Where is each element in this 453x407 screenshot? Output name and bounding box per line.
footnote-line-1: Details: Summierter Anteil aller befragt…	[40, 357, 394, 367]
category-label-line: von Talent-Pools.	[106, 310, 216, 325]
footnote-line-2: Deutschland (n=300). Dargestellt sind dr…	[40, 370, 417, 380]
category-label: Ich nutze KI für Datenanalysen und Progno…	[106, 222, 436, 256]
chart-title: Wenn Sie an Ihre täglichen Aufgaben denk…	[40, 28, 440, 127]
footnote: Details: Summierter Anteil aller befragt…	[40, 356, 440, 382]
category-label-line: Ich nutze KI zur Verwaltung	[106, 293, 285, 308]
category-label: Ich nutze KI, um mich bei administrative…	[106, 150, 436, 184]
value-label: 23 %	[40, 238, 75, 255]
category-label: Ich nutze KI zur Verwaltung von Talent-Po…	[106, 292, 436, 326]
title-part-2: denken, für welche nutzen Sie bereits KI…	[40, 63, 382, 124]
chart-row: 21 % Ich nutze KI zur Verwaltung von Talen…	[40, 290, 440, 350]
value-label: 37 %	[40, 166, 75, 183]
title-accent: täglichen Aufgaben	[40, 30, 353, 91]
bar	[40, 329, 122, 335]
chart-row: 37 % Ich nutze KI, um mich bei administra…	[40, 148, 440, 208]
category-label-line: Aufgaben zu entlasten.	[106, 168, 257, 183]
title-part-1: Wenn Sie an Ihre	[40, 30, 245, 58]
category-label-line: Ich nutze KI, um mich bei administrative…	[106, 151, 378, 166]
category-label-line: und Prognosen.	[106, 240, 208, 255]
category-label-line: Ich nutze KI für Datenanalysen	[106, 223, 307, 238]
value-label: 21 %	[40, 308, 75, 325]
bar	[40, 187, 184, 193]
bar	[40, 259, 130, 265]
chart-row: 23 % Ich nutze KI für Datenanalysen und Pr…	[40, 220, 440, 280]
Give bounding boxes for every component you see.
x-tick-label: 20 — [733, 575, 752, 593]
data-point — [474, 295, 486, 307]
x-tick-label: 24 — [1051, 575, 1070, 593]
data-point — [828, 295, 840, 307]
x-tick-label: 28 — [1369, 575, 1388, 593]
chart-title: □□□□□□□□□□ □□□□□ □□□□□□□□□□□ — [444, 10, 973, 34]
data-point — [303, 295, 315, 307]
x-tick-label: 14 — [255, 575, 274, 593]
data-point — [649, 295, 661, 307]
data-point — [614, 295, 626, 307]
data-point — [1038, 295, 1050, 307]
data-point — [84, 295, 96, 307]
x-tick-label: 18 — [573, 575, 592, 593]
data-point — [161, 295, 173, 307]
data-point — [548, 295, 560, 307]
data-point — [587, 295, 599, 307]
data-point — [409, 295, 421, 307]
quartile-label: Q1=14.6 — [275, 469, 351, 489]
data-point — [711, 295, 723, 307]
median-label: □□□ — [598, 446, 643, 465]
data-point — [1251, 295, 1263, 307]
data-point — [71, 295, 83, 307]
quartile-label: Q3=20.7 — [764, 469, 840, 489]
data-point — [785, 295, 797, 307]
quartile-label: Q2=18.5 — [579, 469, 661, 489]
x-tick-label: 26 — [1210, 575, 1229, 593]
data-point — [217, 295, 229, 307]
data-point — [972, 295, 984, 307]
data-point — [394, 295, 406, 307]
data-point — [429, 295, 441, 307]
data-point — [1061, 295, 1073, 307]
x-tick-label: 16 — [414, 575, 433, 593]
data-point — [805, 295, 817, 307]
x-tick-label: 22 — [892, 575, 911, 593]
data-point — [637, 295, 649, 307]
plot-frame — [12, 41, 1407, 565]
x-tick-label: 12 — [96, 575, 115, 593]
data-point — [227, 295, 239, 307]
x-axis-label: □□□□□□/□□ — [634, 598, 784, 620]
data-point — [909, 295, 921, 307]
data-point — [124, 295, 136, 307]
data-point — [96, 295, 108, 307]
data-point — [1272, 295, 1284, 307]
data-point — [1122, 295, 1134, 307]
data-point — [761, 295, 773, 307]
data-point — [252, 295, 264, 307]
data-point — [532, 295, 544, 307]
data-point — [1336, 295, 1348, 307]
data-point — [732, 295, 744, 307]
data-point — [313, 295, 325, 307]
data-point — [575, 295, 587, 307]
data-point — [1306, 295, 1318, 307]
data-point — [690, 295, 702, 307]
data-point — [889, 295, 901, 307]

|---|

### Prompt:
Reproduce all of the entries above word for word, leaving every line unchanged.

### Written reply:
Where is each element in this 453x407 screenshot? Output name and bounding box per line.
footnote-line-1: Details: Summierter Anteil aller befragt…	[40, 357, 394, 367]
category-label-line: von Talent-Pools.	[106, 310, 216, 325]
footnote-line-2: Deutschland (n=300). Dargestellt sind dr…	[40, 370, 417, 380]
category-label: Ich nutze KI für Datenanalysen und Progno…	[106, 222, 436, 256]
chart-title: Wenn Sie an Ihre täglichen Aufgaben denk…	[40, 28, 440, 127]
footnote: Details: Summierter Anteil aller befragt…	[40, 356, 440, 382]
category-label-line: Ich nutze KI zur Verwaltung	[106, 293, 285, 308]
category-label: Ich nutze KI, um mich bei administrative…	[106, 150, 436, 184]
value-label: 23 %	[40, 238, 75, 255]
category-label: Ich nutze KI zur Verwaltung von Talent-Po…	[106, 292, 436, 326]
title-part-2: denken, für welche nutzen Sie bereits KI…	[40, 63, 382, 124]
chart-row: 21 % Ich nutze KI zur Verwaltung von Talen…	[40, 290, 440, 350]
value-label: 37 %	[40, 166, 75, 183]
title-accent: täglichen Aufgaben	[40, 30, 353, 91]
bar	[40, 329, 122, 335]
chart-row: 37 % Ich nutze KI, um mich bei administra…	[40, 148, 440, 208]
category-label-line: Aufgaben zu entlasten.	[106, 168, 257, 183]
title-part-1: Wenn Sie an Ihre	[40, 30, 245, 58]
category-label-line: Ich nutze KI, um mich bei administrative…	[106, 151, 378, 166]
category-label-line: und Prognosen.	[106, 240, 208, 255]
category-label-line: Ich nutze KI für Datenanalysen	[106, 223, 307, 238]
value-label: 21 %	[40, 308, 75, 325]
bar	[40, 187, 184, 193]
bar	[40, 259, 130, 265]
chart-row: 23 % Ich nutze KI für Datenanalysen und Pr…	[40, 220, 440, 280]
Give bounding boxes for every component you see.
x-tick-label: 20 — [733, 575, 752, 593]
data-point — [474, 295, 486, 307]
x-tick-label: 24 — [1051, 575, 1070, 593]
data-point — [828, 295, 840, 307]
x-tick-label: 28 — [1369, 575, 1388, 593]
chart-title: □□□□□□□□□□ □□□□□ □□□□□□□□□□□ — [444, 10, 973, 34]
data-point — [303, 295, 315, 307]
x-tick-label: 14 — [255, 575, 274, 593]
data-point — [649, 295, 661, 307]
data-point — [614, 295, 626, 307]
data-point — [1038, 295, 1050, 307]
data-point — [84, 295, 96, 307]
x-tick-label: 18 — [573, 575, 592, 593]
data-point — [161, 295, 173, 307]
data-point — [548, 295, 560, 307]
data-point — [587, 295, 599, 307]
data-point — [409, 295, 421, 307]
quartile-label: Q1=14.6 — [275, 469, 351, 489]
data-point — [711, 295, 723, 307]
median-label: □□□ — [598, 446, 643, 465]
data-point — [1251, 295, 1263, 307]
data-point — [71, 295, 83, 307]
quartile-label: Q3=20.7 — [764, 469, 840, 489]
data-point — [785, 295, 797, 307]
quartile-label: Q2=18.5 — [579, 469, 661, 489]
x-tick-label: 26 — [1210, 575, 1229, 593]
data-point — [217, 295, 229, 307]
data-point — [972, 295, 984, 307]
data-point — [394, 295, 406, 307]
data-point — [429, 295, 441, 307]
data-point — [1061, 295, 1073, 307]
x-tick-label: 16 — [414, 575, 433, 593]
data-point — [805, 295, 817, 307]
x-tick-label: 22 — [892, 575, 911, 593]
data-point — [637, 295, 649, 307]
plot-frame — [12, 41, 1407, 565]
x-tick-label: 12 — [96, 575, 115, 593]
data-point — [227, 295, 239, 307]
x-axis-label: □□□□□□/□□ — [634, 598, 784, 620]
data-point — [909, 295, 921, 307]
data-point — [124, 295, 136, 307]
data-point — [96, 295, 108, 307]
data-point — [1272, 295, 1284, 307]
data-point — [1122, 295, 1134, 307]
data-point — [761, 295, 773, 307]
data-point — [252, 295, 264, 307]
data-point — [532, 295, 544, 307]
data-point — [1336, 295, 1348, 307]
data-point — [732, 295, 744, 307]
data-point — [313, 295, 325, 307]
data-point — [575, 295, 587, 307]
data-point — [1306, 295, 1318, 307]
data-point — [690, 295, 702, 307]
data-point — [889, 295, 901, 307]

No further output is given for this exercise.